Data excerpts
--- BEGIN ---

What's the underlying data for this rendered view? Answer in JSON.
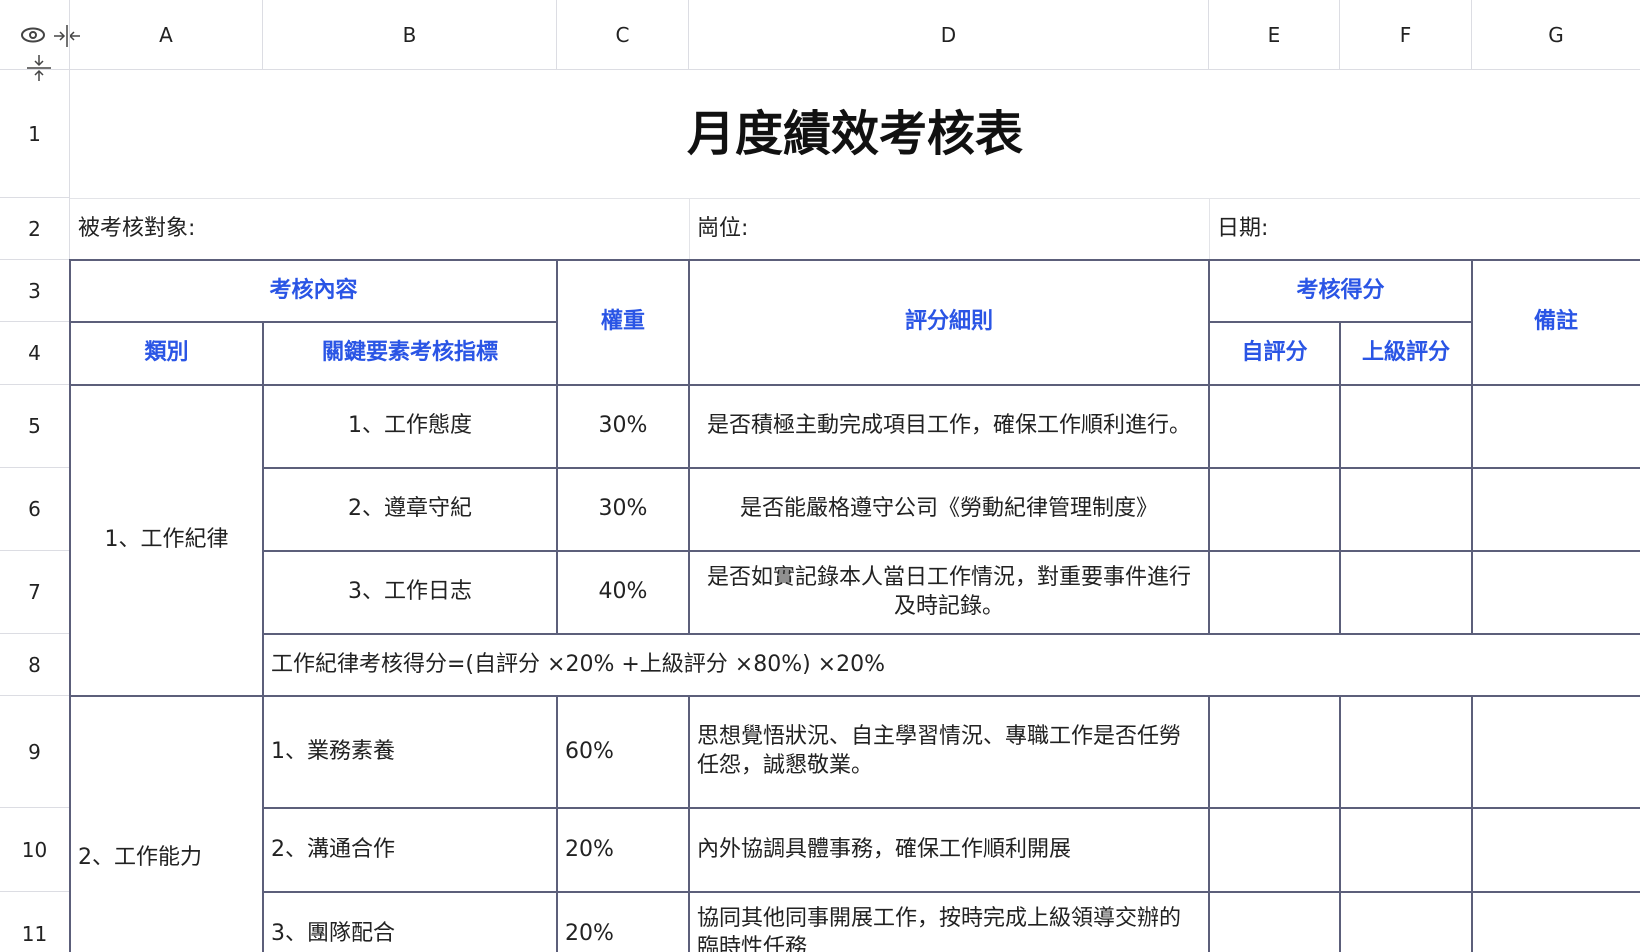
{
  "columns": [
    "A",
    "B",
    "C",
    "D",
    "E",
    "F",
    "G"
  ],
  "rows": [
    "1",
    "2",
    "3",
    "4",
    "5",
    "6",
    "7",
    "8",
    "9",
    "10",
    "11"
  ],
  "corner_icons": [
    "eye-icon",
    "collapse-horizontal-icon",
    "collapse-vertical-icon"
  ],
  "sheet": {
    "title": "月度績效考核表",
    "row2": {
      "subject_label": "被考核對象:",
      "position_label": "崗位:",
      "date_label": "日期:"
    },
    "header": {
      "content": "考核內容",
      "category": "類別",
      "indicator": "關鍵要素考核指標",
      "weight": "權重",
      "rules": "評分細則",
      "score": "考核得分",
      "self_score": "自評分",
      "superior_score": "上級評分",
      "remarks": "備註"
    },
    "groups": [
      {
        "category": "1、工作紀律",
        "items": [
          {
            "indicator": "1、工作態度",
            "weight": "30%",
            "rule": "是否積極主動完成項目工作，確保工作順利進行。"
          },
          {
            "indicator": "2、遵章守紀",
            "weight": "30%",
            "rule": "是否能嚴格遵守公司《勞動紀律管理制度》"
          },
          {
            "indicator": "3、工作日志",
            "weight": "40%",
            "rule": "是否如實記錄本人當日工作情況，對重要事件進行及時記錄。"
          }
        ],
        "formula": "工作紀律考核得分=(自評分 ×20% +上級評分 ×80%) ×20%"
      },
      {
        "category": "2、工作能力",
        "items": [
          {
            "indicator": "1、業務素養",
            "weight": "60%",
            "rule": "思想覺悟狀況、自主學習情況、專職工作是否任勞任怨，誠懇敬業。"
          },
          {
            "indicator": "2、溝通合作",
            "weight": "20%",
            "rule": "內外協調具體事務，確保工作順利開展"
          },
          {
            "indicator": "3、團隊配合",
            "weight": "20%",
            "rule": "協同其他同事開展工作，按時完成上級領導交辦的臨時性任務"
          }
        ]
      }
    ]
  }
}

--- END ---

→ **The request**:
Say how many lines contain "weight", and give nothing but that number.

→ **Written response**:
7